[Dataset records]
--- start ---
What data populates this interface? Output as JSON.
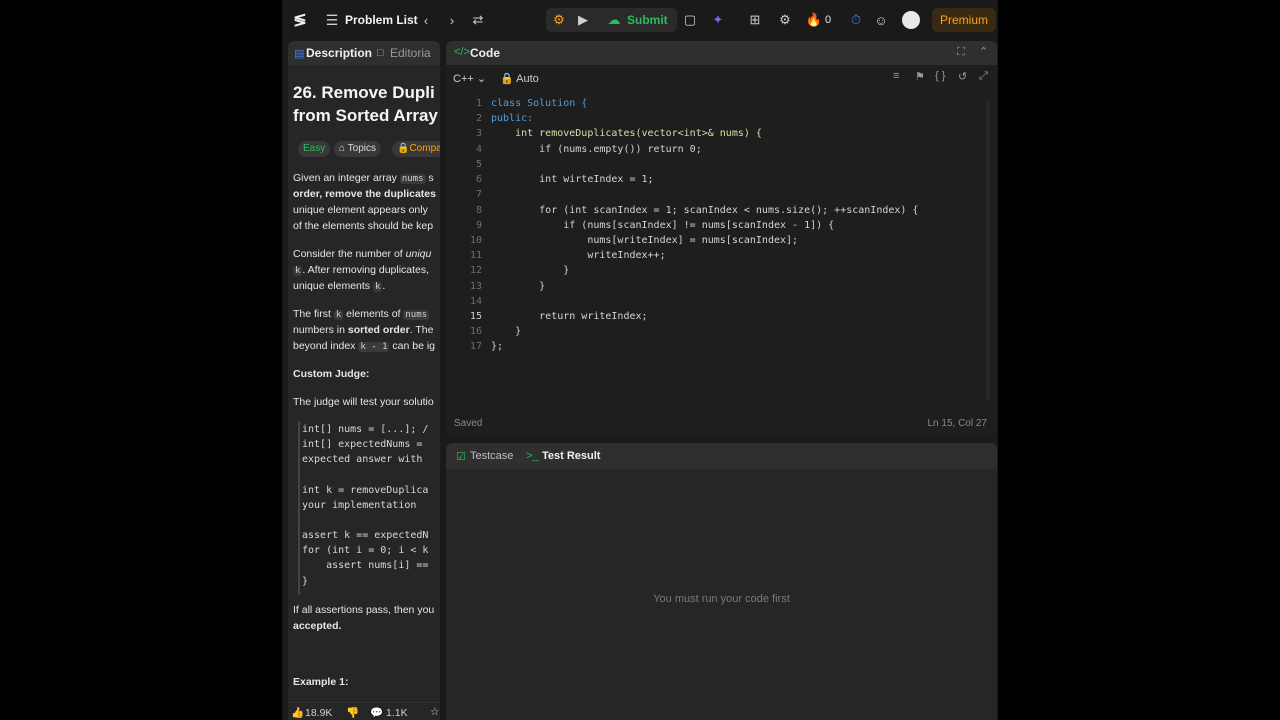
{
  "topbar": {
    "problem_list_label": "Problem List",
    "submit_label": "Submit",
    "streak_count": "0",
    "premium_label": "Premium"
  },
  "left": {
    "tabs": {
      "description": "Description",
      "editorial": "Editoria"
    },
    "title": "26. Remove Dupli\nfrom Sorted Array",
    "pills": {
      "difficulty": "Easy",
      "topics": "Topics",
      "companies": "Compar"
    },
    "para1": [
      [
        "Given an integer array ",
        "nums",
        " s"
      ],
      [
        "order, remove the duplicates"
      ],
      [
        "unique element appears only"
      ],
      [
        "of the elements should be kep"
      ]
    ],
    "para2": [
      [
        "Consider the number of ",
        "uniqu"
      ],
      [
        "k",
        ". After removing duplicates,"
      ],
      [
        "unique elements ",
        "k",
        "."
      ]
    ],
    "para3": [
      [
        "The first ",
        "k",
        " elements of ",
        "nums"
      ],
      [
        "numbers in ",
        "sorted order",
        ". The"
      ],
      [
        "beyond index ",
        "k - 1",
        " can be ig"
      ]
    ],
    "custom_judge_heading": "Custom Judge:",
    "judge_intro": "The judge will test your solutio",
    "judge_code": [
      "int[] nums = [...]; /",
      "int[] expectedNums =",
      "expected answer with",
      "",
      "int k = removeDuplica",
      "your implementation",
      "",
      "assert k == expectedN",
      "for (int i = 0; i < k",
      "    assert nums[i] ==",
      "}"
    ],
    "accept_line1": "If all assertions pass, then you",
    "accept_line2": "accepted.",
    "example_heading": "Example 1:",
    "footer": {
      "likes": "18.9K",
      "comments": "1.1K"
    }
  },
  "code": {
    "title": "Code",
    "language": "C++",
    "mode": "Auto",
    "status_saved": "Saved",
    "cursor_position": "Ln 15, Col 27",
    "lines": [
      "class Solution {",
      "public:",
      "    int removeDuplicates(vector<int>& nums) {",
      "        if (nums.empty()) return 0;",
      "",
      "        int wirteIndex = 1;",
      "",
      "        for (int scanIndex = 1; scanIndex < nums.size(); ++scanIndex) {",
      "            if (nums[scanIndex] != nums[scanIndex - 1]) {",
      "                nums[writeIndex] = nums[scanIndex];",
      "                writeIndex++;",
      "            }",
      "        }",
      "",
      "        return writeIndex;",
      "    }",
      "};"
    ]
  },
  "test": {
    "tab_testcase": "Testcase",
    "tab_result": "Test Result",
    "empty_message": "You must run your code first"
  }
}
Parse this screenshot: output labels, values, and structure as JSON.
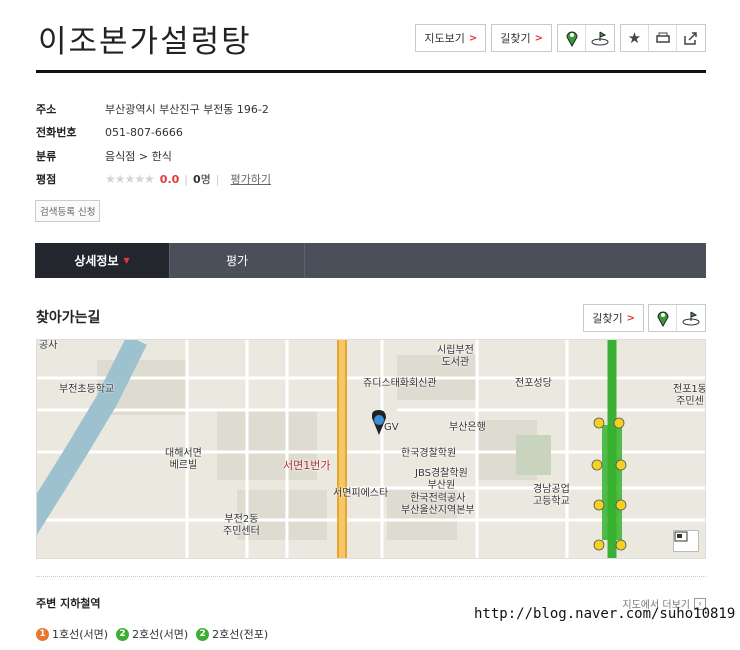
{
  "place": {
    "title": "이조본가설렁탕"
  },
  "header_buttons": {
    "map_view": "지도보기",
    "directions": "길찾기",
    "arrow": "›"
  },
  "info": {
    "address_label": "주소",
    "address": "부산광역시 부산진구 부전동 196-2",
    "phone_label": "전화번호",
    "phone": "051-807-6666",
    "category_label": "분류",
    "category": "음식점 > 한식",
    "rating_label": "평점",
    "stars": "★★★★★",
    "score": "0.0",
    "count_num": "0",
    "count_unit": "명",
    "rate_link": "평가하기"
  },
  "register_button": "검색등록 신청",
  "tabs": [
    {
      "label": "상세정보",
      "active": true
    },
    {
      "label": "평가",
      "active": false
    }
  ],
  "directions_section": {
    "title": "찾아가는길",
    "directions_button": "길찾기"
  },
  "map_labels": {
    "l1": "공사",
    "l2": "부전초등학교",
    "l3": "시립부전\n도서관",
    "l4": "쥬디스태화회신관",
    "l5": "전포성당",
    "l6": "부산은행",
    "l7": "GV",
    "l8": "대해서면\n베르빌",
    "l9": "서면1번가",
    "l10": "한국경찰학원",
    "l11": "JBS경찰학원\n부산원",
    "l12": "한국전력공사\n부산울산지역본부",
    "l13": "서면피에스타",
    "l14": "경남공업\n고등학교",
    "l15": "부전2동\n주민센터",
    "l16": "전포1동\n주민센",
    "l17": "서면"
  },
  "subway": {
    "title": "주변 지하철역",
    "more": "지도에서 더보기",
    "stations": [
      {
        "num": "1",
        "name": "1호선(서면)",
        "color": "#e8772e"
      },
      {
        "num": "2",
        "name": "2호선(서면)",
        "color": "#3cb034"
      },
      {
        "num": "2",
        "name": "2호선(전포)",
        "color": "#3cb034"
      }
    ]
  },
  "watermark": "http://blog.naver.com/suho10819",
  "colors": {
    "accent": "#e03a3a",
    "tab_bg": "#4a4f5a",
    "tab_active": "#23262d",
    "line2": "#3cb034",
    "line1": "#e8772e"
  }
}
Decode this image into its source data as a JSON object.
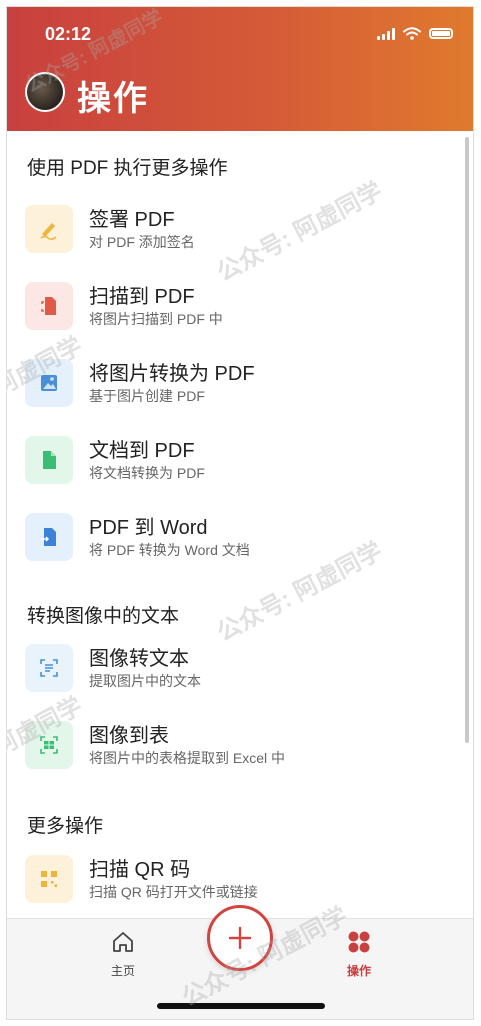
{
  "status": {
    "time": "02:12"
  },
  "header": {
    "title": "操作"
  },
  "sections": [
    {
      "title": "使用 PDF 执行更多操作",
      "items": [
        {
          "title": "签署 PDF",
          "subtitle": "对 PDF 添加签名",
          "icon": "signature-pen-icon",
          "tile_bg": "#fdf1da",
          "icon_color": "#f0b43c"
        },
        {
          "title": "扫描到 PDF",
          "subtitle": "将图片扫描到 PDF 中",
          "icon": "scan-document-icon",
          "tile_bg": "#fde7e4",
          "icon_color": "#e05a45"
        },
        {
          "title": "将图片转换为 PDF",
          "subtitle": "基于图片创建 PDF",
          "icon": "image-file-icon",
          "tile_bg": "#e4f0fb",
          "icon_color": "#4a8fd6"
        },
        {
          "title": "文档到 PDF",
          "subtitle": "将文档转换为 PDF",
          "icon": "document-file-icon",
          "tile_bg": "#e2f6ea",
          "icon_color": "#3cbd74"
        },
        {
          "title": "PDF 到 Word",
          "subtitle": "将 PDF 转换为 Word 文档",
          "icon": "word-file-icon",
          "tile_bg": "#e4f0fb",
          "icon_color": "#3d82d9"
        }
      ]
    },
    {
      "title": "转换图像中的文本",
      "items": [
        {
          "title": "图像转文本",
          "subtitle": "提取图片中的文本",
          "icon": "text-scan-icon",
          "tile_bg": "#e8f3fc",
          "icon_color": "#4a8fd6"
        },
        {
          "title": "图像到表",
          "subtitle": "将图片中的表格提取到 Excel 中",
          "icon": "table-scan-icon",
          "tile_bg": "#e3f6ea",
          "icon_color": "#3cbd74"
        }
      ]
    },
    {
      "title": "更多操作",
      "items": [
        {
          "title": "扫描 QR 码",
          "subtitle": "扫描 QR 码打开文件或链接",
          "icon": "qr-code-icon",
          "tile_bg": "#fdf1da",
          "icon_color": "#f0b43c"
        }
      ]
    }
  ],
  "tabbar": {
    "home_label": "主页",
    "actions_label": "操作",
    "accent_color": "#c8403f"
  },
  "watermark": "公众号: 阿虚同学"
}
--- end ---
Ignore the images and quote every line of the listing exactly.

*Result for this task:*
What data populates this interface? Output as JSON.
{
  "topbar": {
    "problem_list_label": "Problem List",
    "submit_label": "Submit",
    "streak_count": "0",
    "premium_label": "Premium"
  },
  "left": {
    "tabs": {
      "description": "Description",
      "editorial": "Editoria"
    },
    "title": "26. Remove Dupli\nfrom Sorted Array",
    "pills": {
      "difficulty": "Easy",
      "topics": "Topics",
      "companies": "Compar"
    },
    "para1": [
      [
        "Given an integer array ",
        "nums",
        " s"
      ],
      [
        "order, remove the duplicates"
      ],
      [
        "unique element appears only"
      ],
      [
        "of the elements should be kep"
      ]
    ],
    "para2": [
      [
        "Consider the number of ",
        "uniqu"
      ],
      [
        "k",
        ". After removing duplicates,"
      ],
      [
        "unique elements ",
        "k",
        "."
      ]
    ],
    "para3": [
      [
        "The first ",
        "k",
        " elements of ",
        "nums"
      ],
      [
        "numbers in ",
        "sorted order",
        ". The"
      ],
      [
        "beyond index ",
        "k - 1",
        " can be ig"
      ]
    ],
    "custom_judge_heading": "Custom Judge:",
    "judge_intro": "The judge will test your solutio",
    "judge_code": [
      "int[] nums = [...]; /",
      "int[] expectedNums =",
      "expected answer with",
      "",
      "int k = removeDuplica",
      "your implementation",
      "",
      "assert k == expectedN",
      "for (int i = 0; i < k",
      "    assert nums[i] ==",
      "}"
    ],
    "accept_line1": "If all assertions pass, then you",
    "accept_line2": "accepted.",
    "example_heading": "Example 1:",
    "footer": {
      "likes": "18.9K",
      "comments": "1.1K"
    }
  },
  "code": {
    "title": "Code",
    "language": "C++",
    "mode": "Auto",
    "status_saved": "Saved",
    "cursor_position": "Ln 15, Col 27",
    "lines": [
      "class Solution {",
      "public:",
      "    int removeDuplicates(vector<int>& nums) {",
      "        if (nums.empty()) return 0;",
      "",
      "        int wirteIndex = 1;",
      "",
      "        for (int scanIndex = 1; scanIndex < nums.size(); ++scanIndex) {",
      "            if (nums[scanIndex] != nums[scanIndex - 1]) {",
      "                nums[writeIndex] = nums[scanIndex];",
      "                writeIndex++;",
      "            }",
      "        }",
      "",
      "        return writeIndex;",
      "    }",
      "};"
    ]
  },
  "test": {
    "tab_testcase": "Testcase",
    "tab_result": "Test Result",
    "empty_message": "You must run your code first"
  }
}
Parse this screenshot: output labels, values, and structure as JSON.
{
  "place": {
    "title": "이조본가설렁탕"
  },
  "header_buttons": {
    "map_view": "지도보기",
    "directions": "길찾기",
    "arrow": "›"
  },
  "info": {
    "address_label": "주소",
    "address": "부산광역시 부산진구 부전동 196-2",
    "phone_label": "전화번호",
    "phone": "051-807-6666",
    "category_label": "분류",
    "category": "음식점 > 한식",
    "rating_label": "평점",
    "stars": "★★★★★",
    "score": "0.0",
    "count_num": "0",
    "count_unit": "명",
    "rate_link": "평가하기"
  },
  "register_button": "검색등록 신청",
  "tabs": [
    {
      "label": "상세정보",
      "active": true
    },
    {
      "label": "평가",
      "active": false
    }
  ],
  "directions_section": {
    "title": "찾아가는길",
    "directions_button": "길찾기"
  },
  "map_labels": {
    "l1": "공사",
    "l2": "부전초등학교",
    "l3": "시립부전\n도서관",
    "l4": "쥬디스태화회신관",
    "l5": "전포성당",
    "l6": "부산은행",
    "l7": "GV",
    "l8": "대해서면\n베르빌",
    "l9": "서면1번가",
    "l10": "한국경찰학원",
    "l11": "JBS경찰학원\n부산원",
    "l12": "한국전력공사\n부산울산지역본부",
    "l13": "서면피에스타",
    "l14": "경남공업\n고등학교",
    "l15": "부전2동\n주민센터",
    "l16": "전포1동\n주민센",
    "l17": "서면"
  },
  "subway": {
    "title": "주변 지하철역",
    "more": "지도에서 더보기",
    "stations": [
      {
        "num": "1",
        "name": "1호선(서면)",
        "color": "#e8772e"
      },
      {
        "num": "2",
        "name": "2호선(서면)",
        "color": "#3cb034"
      },
      {
        "num": "2",
        "name": "2호선(전포)",
        "color": "#3cb034"
      }
    ]
  },
  "watermark": "http://blog.naver.com/suho10819",
  "colors": {
    "accent": "#e03a3a",
    "tab_bg": "#4a4f5a",
    "tab_active": "#23262d",
    "line2": "#3cb034",
    "line1": "#e8772e"
  }
}
Decode this image into its source data as a JSON object.
{
  "status": {
    "time": "02:12"
  },
  "header": {
    "title": "操作"
  },
  "sections": [
    {
      "title": "使用 PDF 执行更多操作",
      "items": [
        {
          "title": "签署 PDF",
          "subtitle": "对 PDF 添加签名",
          "icon": "signature-pen-icon",
          "tile_bg": "#fdf1da",
          "icon_color": "#f0b43c"
        },
        {
          "title": "扫描到 PDF",
          "subtitle": "将图片扫描到 PDF 中",
          "icon": "scan-document-icon",
          "tile_bg": "#fde7e4",
          "icon_color": "#e05a45"
        },
        {
          "title": "将图片转换为 PDF",
          "subtitle": "基于图片创建 PDF",
          "icon": "image-file-icon",
          "tile_bg": "#e4f0fb",
          "icon_color": "#4a8fd6"
        },
        {
          "title": "文档到 PDF",
          "subtitle": "将文档转换为 PDF",
          "icon": "document-file-icon",
          "tile_bg": "#e2f6ea",
          "icon_color": "#3cbd74"
        },
        {
          "title": "PDF 到 Word",
          "subtitle": "将 PDF 转换为 Word 文档",
          "icon": "word-file-icon",
          "tile_bg": "#e4f0fb",
          "icon_color": "#3d82d9"
        }
      ]
    },
    {
      "title": "转换图像中的文本",
      "items": [
        {
          "title": "图像转文本",
          "subtitle": "提取图片中的文本",
          "icon": "text-scan-icon",
          "tile_bg": "#e8f3fc",
          "icon_color": "#4a8fd6"
        },
        {
          "title": "图像到表",
          "subtitle": "将图片中的表格提取到 Excel 中",
          "icon": "table-scan-icon",
          "tile_bg": "#e3f6ea",
          "icon_color": "#3cbd74"
        }
      ]
    },
    {
      "title": "更多操作",
      "items": [
        {
          "title": "扫描 QR 码",
          "subtitle": "扫描 QR 码打开文件或链接",
          "icon": "qr-code-icon",
          "tile_bg": "#fdf1da",
          "icon_color": "#f0b43c"
        }
      ]
    }
  ],
  "tabbar": {
    "home_label": "主页",
    "actions_label": "操作",
    "accent_color": "#c8403f"
  },
  "watermark": "公众号: 阿虚同学"
}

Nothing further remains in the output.